(Recorded data)
--------
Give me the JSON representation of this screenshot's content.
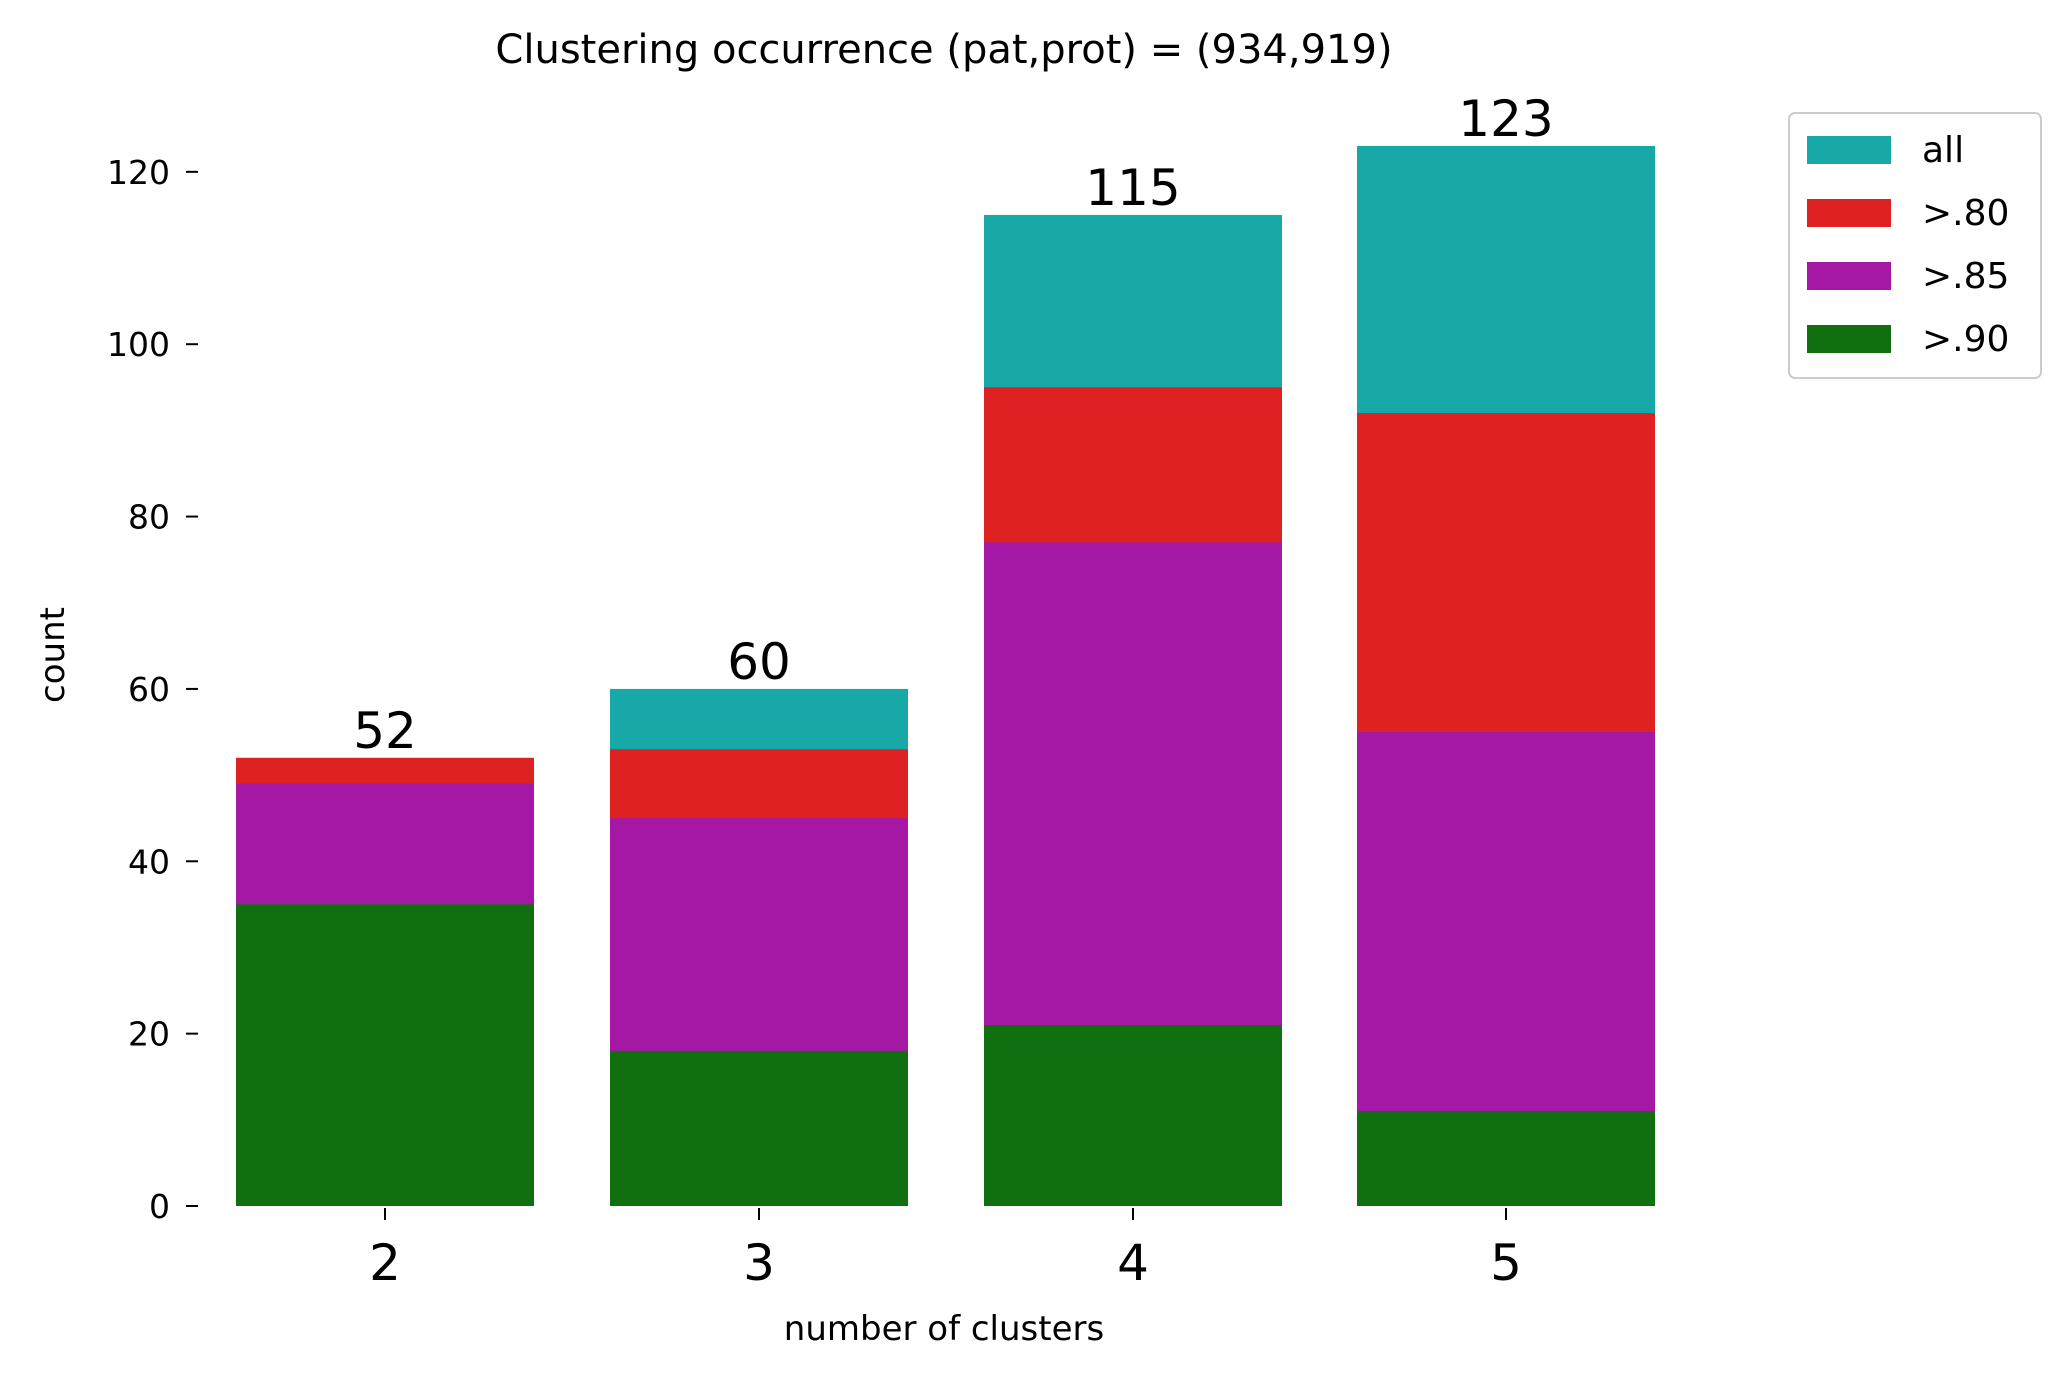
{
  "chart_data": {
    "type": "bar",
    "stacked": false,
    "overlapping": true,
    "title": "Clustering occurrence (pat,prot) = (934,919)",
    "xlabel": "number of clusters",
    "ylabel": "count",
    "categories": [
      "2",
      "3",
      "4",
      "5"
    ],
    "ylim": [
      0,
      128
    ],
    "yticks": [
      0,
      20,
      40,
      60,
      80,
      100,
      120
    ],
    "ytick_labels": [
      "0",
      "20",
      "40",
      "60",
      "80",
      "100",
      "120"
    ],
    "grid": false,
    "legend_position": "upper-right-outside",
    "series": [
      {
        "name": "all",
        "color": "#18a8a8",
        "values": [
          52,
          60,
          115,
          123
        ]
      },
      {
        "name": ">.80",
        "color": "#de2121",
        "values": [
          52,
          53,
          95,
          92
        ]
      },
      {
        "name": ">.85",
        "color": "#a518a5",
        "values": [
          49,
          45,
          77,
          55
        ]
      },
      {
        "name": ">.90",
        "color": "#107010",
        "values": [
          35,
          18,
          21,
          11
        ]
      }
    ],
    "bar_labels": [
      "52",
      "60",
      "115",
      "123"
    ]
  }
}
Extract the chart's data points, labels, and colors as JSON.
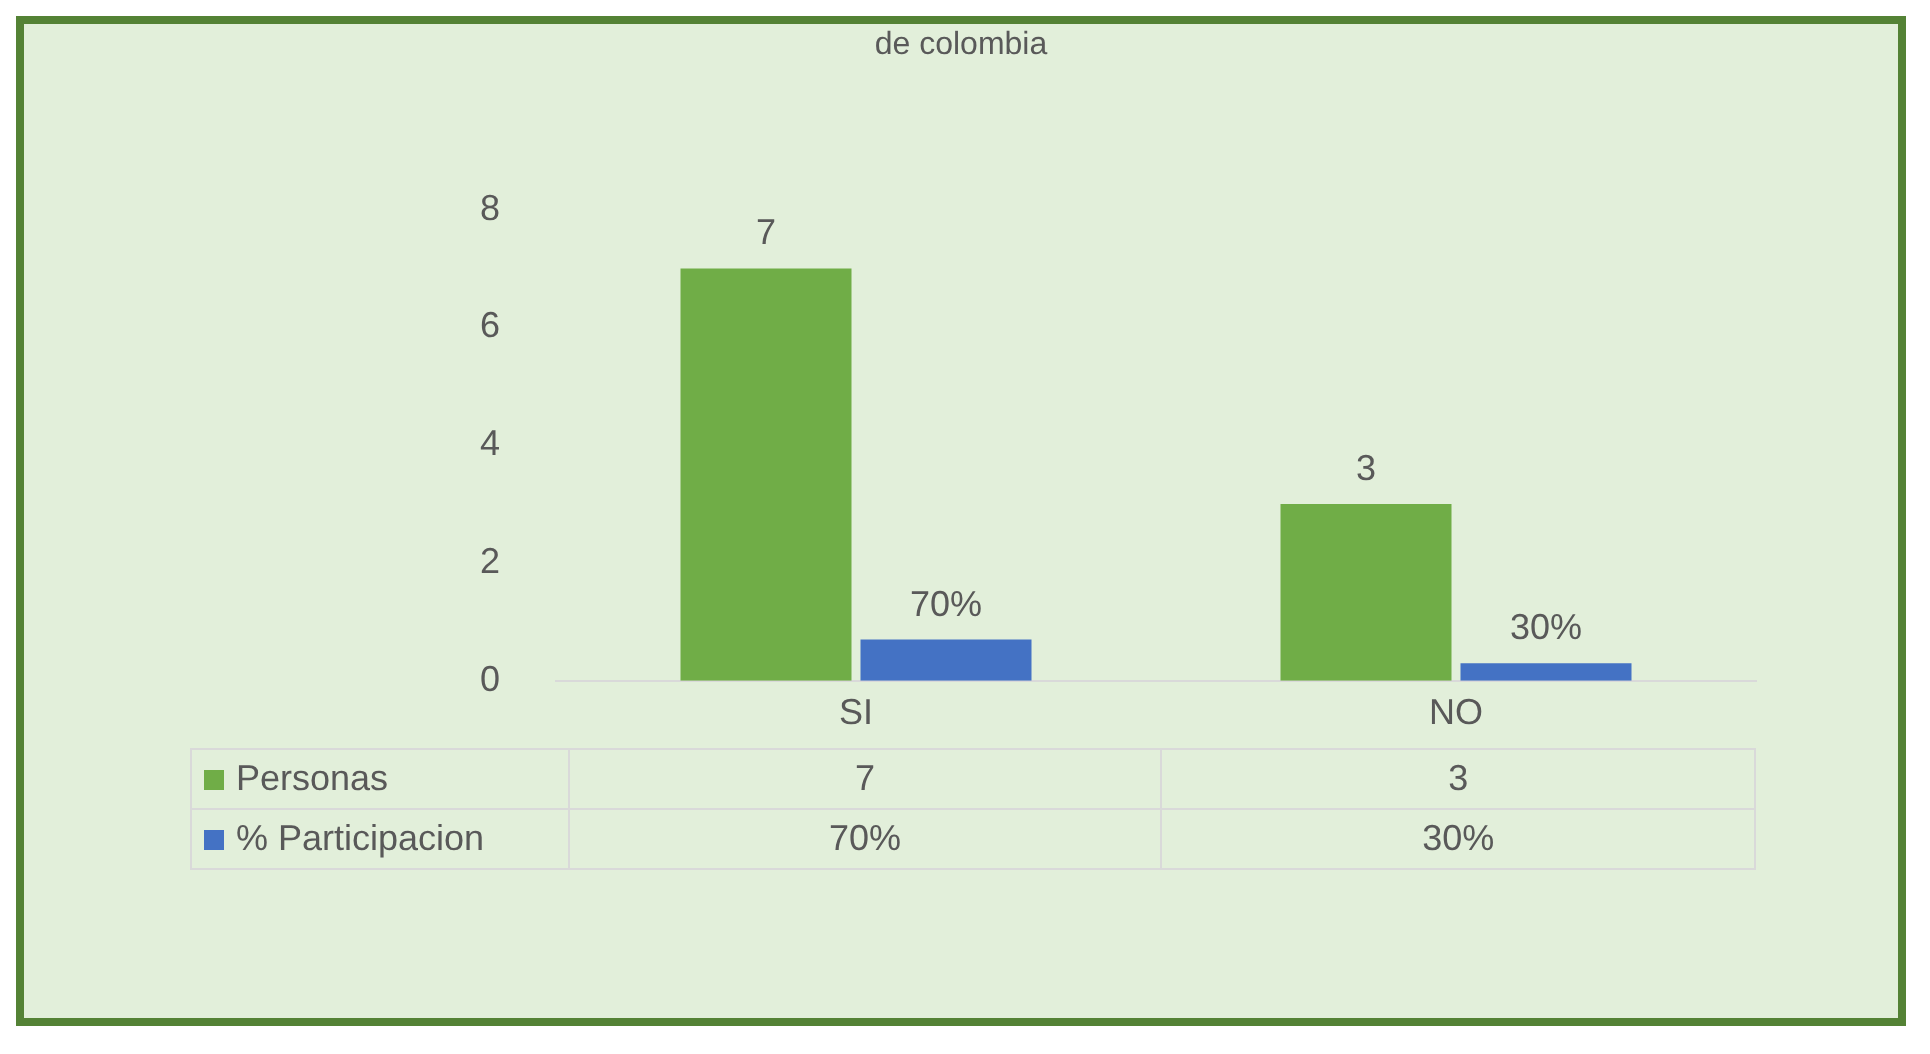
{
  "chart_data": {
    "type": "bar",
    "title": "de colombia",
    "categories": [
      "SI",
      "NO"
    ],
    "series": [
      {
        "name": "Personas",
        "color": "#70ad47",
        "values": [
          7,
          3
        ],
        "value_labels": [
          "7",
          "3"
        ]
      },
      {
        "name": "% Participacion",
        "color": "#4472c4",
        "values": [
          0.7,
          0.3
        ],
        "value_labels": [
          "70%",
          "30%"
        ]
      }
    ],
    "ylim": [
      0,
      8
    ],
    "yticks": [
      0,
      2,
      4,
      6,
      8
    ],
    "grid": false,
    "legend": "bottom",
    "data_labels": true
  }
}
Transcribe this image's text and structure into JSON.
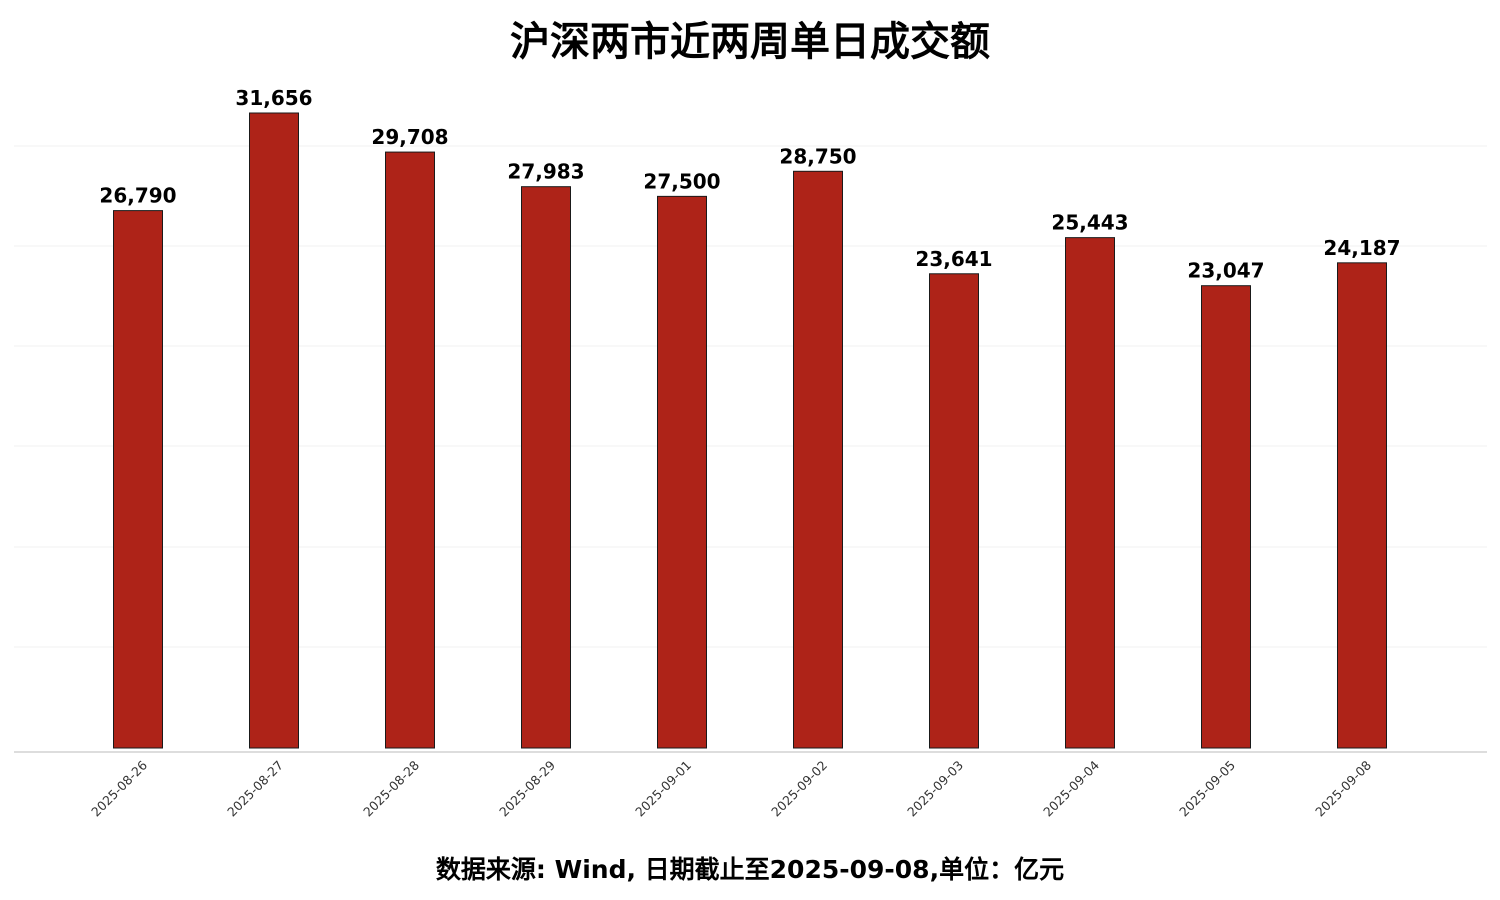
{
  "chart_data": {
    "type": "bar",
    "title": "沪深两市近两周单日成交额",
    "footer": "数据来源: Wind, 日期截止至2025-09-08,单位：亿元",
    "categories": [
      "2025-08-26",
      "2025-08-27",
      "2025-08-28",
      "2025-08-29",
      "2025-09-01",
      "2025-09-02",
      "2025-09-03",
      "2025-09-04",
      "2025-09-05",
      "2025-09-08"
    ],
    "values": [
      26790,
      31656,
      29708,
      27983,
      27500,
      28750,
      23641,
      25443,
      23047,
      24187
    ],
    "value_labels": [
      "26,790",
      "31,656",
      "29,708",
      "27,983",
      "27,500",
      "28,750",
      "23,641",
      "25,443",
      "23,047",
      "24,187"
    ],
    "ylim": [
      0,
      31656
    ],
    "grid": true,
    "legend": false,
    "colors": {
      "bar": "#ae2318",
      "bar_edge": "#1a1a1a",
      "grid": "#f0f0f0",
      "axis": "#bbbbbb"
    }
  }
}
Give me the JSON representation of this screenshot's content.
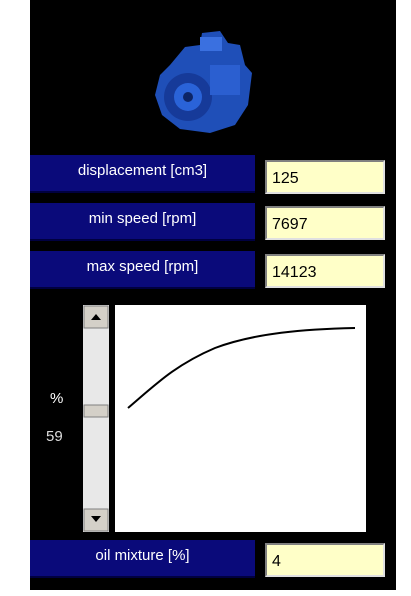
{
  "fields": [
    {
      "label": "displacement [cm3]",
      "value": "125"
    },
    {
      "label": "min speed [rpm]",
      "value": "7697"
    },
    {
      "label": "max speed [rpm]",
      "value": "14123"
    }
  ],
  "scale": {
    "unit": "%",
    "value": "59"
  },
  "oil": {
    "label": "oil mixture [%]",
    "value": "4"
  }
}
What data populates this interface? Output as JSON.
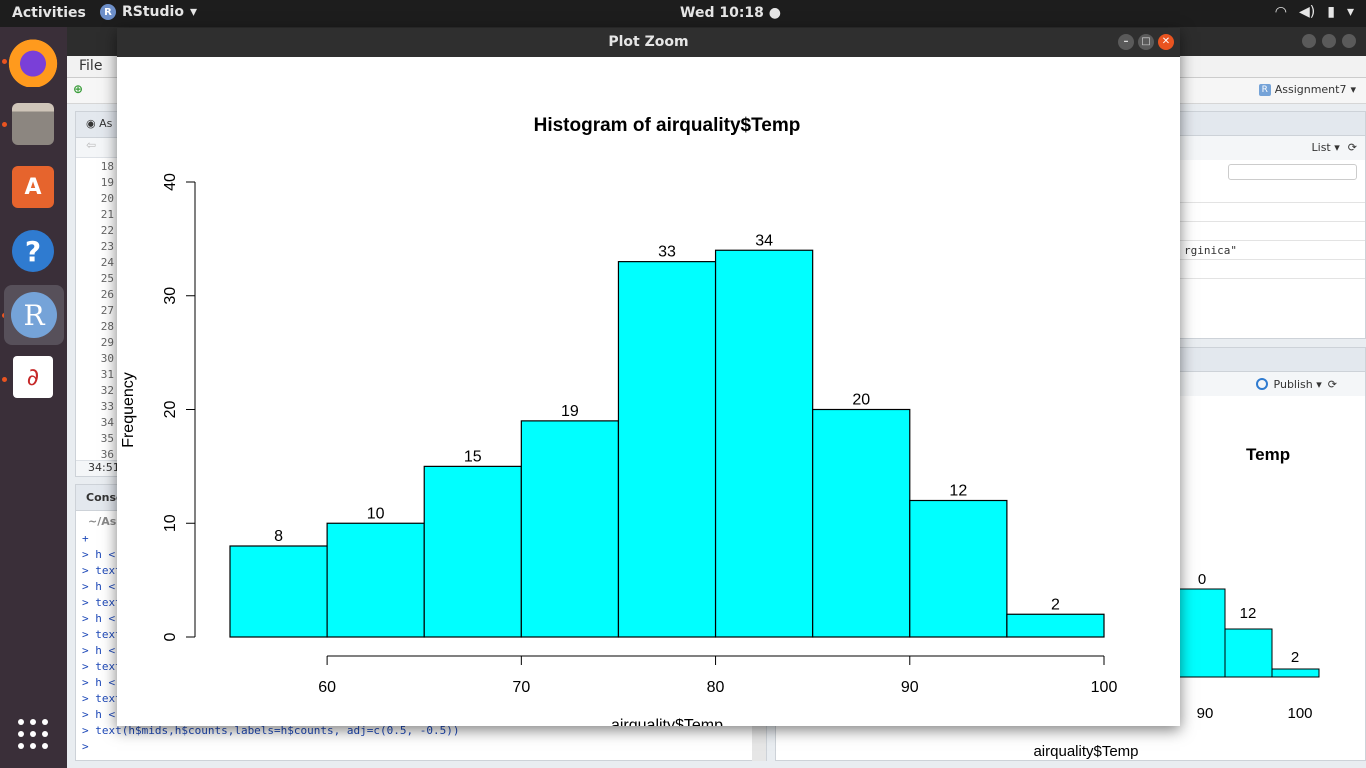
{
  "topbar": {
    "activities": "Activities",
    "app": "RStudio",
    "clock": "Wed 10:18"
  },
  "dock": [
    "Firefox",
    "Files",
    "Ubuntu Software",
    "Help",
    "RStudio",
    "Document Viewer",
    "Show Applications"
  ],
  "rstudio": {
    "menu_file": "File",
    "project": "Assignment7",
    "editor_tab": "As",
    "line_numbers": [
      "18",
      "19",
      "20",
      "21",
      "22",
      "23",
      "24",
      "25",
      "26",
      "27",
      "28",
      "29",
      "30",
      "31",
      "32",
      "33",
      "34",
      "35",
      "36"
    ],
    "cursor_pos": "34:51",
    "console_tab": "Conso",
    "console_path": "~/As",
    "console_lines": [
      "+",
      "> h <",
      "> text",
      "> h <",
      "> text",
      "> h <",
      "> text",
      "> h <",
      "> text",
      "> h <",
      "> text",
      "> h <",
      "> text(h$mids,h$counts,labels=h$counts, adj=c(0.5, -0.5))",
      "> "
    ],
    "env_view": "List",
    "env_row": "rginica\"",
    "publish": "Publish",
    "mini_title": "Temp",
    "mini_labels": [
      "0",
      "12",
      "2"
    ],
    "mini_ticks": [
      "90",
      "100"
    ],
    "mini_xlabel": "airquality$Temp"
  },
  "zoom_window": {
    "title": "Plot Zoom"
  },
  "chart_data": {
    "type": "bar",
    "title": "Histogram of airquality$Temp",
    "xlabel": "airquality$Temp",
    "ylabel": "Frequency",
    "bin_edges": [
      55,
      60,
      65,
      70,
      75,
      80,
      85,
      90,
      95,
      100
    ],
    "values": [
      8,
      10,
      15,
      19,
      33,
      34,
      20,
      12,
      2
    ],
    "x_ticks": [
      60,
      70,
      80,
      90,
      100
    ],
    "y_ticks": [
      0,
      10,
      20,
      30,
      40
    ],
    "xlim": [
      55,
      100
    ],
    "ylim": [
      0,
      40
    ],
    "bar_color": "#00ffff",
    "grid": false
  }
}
--------
DIRECTION:
State how many lines in the records above contain the word "name", giving only the number.

THE OUTPUT:
6